WORK REQUIRED: Without omitting anything, retype the data that follows.

--- Begin PROVIDED RECORDS ---

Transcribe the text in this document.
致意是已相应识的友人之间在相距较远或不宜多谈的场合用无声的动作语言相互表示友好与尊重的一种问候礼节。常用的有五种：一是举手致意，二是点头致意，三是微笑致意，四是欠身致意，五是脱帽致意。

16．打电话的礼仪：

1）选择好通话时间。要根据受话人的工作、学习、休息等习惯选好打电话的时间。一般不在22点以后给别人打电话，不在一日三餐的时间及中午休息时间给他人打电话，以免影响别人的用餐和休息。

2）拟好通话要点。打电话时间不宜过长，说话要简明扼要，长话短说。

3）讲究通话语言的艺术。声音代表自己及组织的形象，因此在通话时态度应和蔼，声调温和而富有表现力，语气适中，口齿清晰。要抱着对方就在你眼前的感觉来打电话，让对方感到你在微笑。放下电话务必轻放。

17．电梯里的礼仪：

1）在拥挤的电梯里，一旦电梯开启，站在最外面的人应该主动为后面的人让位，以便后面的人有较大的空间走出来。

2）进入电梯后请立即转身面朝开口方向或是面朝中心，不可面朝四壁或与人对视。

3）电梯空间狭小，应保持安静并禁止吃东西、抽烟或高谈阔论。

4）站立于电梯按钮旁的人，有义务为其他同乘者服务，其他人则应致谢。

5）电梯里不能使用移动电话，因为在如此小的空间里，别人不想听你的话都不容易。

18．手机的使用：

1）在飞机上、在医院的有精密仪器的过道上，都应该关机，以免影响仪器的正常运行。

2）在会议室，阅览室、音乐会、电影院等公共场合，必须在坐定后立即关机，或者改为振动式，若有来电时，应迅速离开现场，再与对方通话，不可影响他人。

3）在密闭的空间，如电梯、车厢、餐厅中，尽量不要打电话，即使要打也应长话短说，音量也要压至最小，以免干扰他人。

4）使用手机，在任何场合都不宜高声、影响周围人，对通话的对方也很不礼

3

--- End PROVIDED RECORDS ---

TASK ANSWER:
Transcribe the text in this document.
致意是已相应识的友人之间在相距较远或不宜多谈的场合用无声的动作语言相互表示友好与尊重的一种问候礼节。常用的有五种：一是举手致意，二是点头致意，三是微笑致意，四是欠身致意，五是脱帽致意。

16．打电话的礼仪：

1）选择好通话时间。要根据受话人的工作、学习、休息等习惯选好打电话的时间。一般不在22点以后给别人打电话，不在一日三餐的时间及中午休息时间给他人打电话，以免影响别人的用餐和休息。

2）拟好通话要点。打电话时间不宜过长，说话要简明扼要，长话短说。

3）讲究通话语言的艺术。声音代表自己及组织的形象，因此在通话时态度应和蔼，声调温和而富有表现力，语气适中，口齿清晰。要抱着对方就在你眼前的感觉来打电话，让对方感到你在微笑。放下电话务必轻放。

17．电梯里的礼仪：

1）在拥挤的电梯里，一旦电梯开启，站在最外面的人应该主动为后面的人让位，以便后面的人有较大的空间走出来。

2）进入电梯后请立即转身面朝开口方向或是面朝中心，不可面朝四壁或与人对视。

3）电梯空间狭小，应保持安静并禁止吃东西、抽烟或高谈阔论。

4）站立于电梯按钮旁的人，有义务为其他同乘者服务，其他人则应致谢。

5）电梯里不能使用移动电话，因为在如此小的空间里，别人不想听你的话都不容易。

18．手机的使用：

1）在飞机上、在医院的有精密仪器的过道上，都应该关机，以免影响仪器的正常运行。

2）在会议室，阅览室、音乐会、电影院等公共场合，必须在坐定后立即关机，或者改为振动式，若有来电时，应迅速离开现场，再与对方通话，不可影响他人。

3）在密闭的空间，如电梯、车厢、餐厅中，尽量不要打电话，即使要打也应长话短说，音量也要压至最小，以免干扰他人。

4）使用手机，在任何场合都不宜高声、影响周围人，对通话的对方也很不礼

3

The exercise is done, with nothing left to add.